--- START ---

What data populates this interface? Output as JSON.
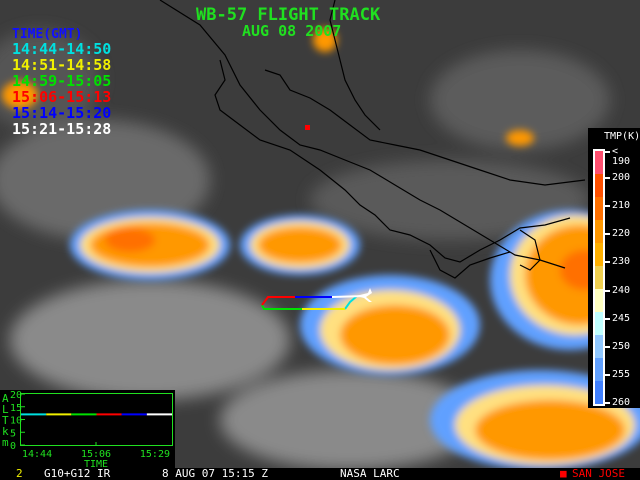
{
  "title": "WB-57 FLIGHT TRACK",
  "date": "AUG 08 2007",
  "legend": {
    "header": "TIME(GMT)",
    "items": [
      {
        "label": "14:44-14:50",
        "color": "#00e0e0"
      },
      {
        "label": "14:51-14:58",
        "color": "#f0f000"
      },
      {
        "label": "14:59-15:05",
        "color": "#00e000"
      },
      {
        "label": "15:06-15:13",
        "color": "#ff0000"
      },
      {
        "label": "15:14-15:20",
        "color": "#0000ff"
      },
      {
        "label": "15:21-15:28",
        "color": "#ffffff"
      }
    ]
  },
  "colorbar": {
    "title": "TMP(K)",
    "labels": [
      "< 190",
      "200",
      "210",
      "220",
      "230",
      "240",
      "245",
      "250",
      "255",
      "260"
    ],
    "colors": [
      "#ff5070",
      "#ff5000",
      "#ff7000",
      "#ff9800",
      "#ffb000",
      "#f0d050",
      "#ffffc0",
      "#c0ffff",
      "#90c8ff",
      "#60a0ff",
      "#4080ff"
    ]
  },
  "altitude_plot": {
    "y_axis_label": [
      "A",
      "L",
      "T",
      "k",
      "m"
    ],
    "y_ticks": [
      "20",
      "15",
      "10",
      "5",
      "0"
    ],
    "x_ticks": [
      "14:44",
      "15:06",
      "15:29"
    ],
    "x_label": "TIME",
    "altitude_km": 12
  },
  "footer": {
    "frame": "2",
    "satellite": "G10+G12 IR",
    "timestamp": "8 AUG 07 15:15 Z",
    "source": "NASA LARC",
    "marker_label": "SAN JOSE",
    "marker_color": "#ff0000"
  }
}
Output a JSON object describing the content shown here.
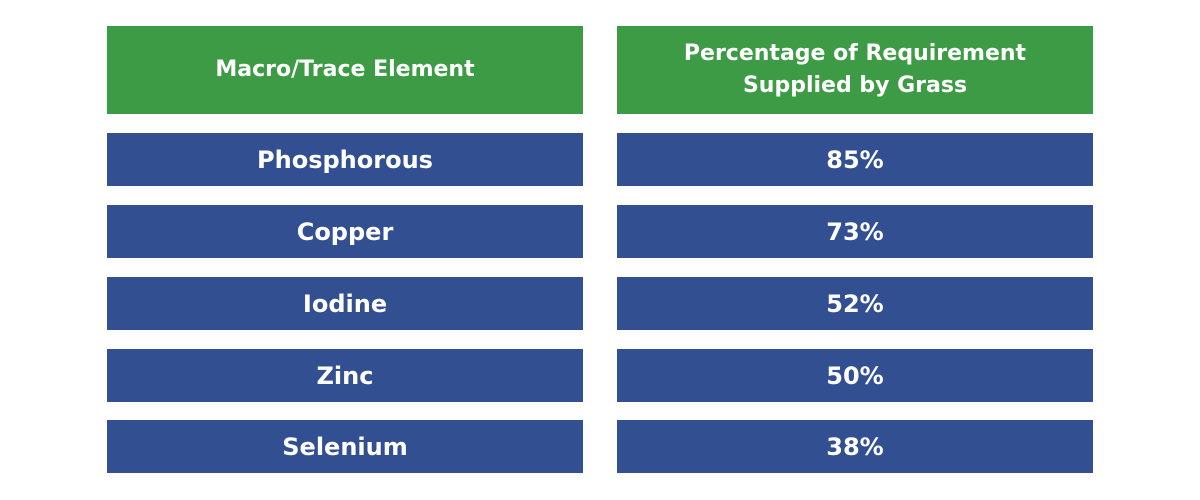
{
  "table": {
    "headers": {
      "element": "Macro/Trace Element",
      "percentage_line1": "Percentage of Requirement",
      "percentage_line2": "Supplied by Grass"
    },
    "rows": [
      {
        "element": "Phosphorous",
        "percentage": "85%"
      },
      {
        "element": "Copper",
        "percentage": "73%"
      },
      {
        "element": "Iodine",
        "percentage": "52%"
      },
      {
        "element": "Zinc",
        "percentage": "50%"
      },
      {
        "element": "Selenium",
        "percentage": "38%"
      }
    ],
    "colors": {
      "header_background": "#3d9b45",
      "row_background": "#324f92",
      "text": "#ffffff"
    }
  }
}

--- END ---

* Goal of the exercise *
Copy every single line of the material above that holds "JSON".

* Complete answer *
What data populates this interface? Output as JSON.
Output a JSON object describing the content shown here.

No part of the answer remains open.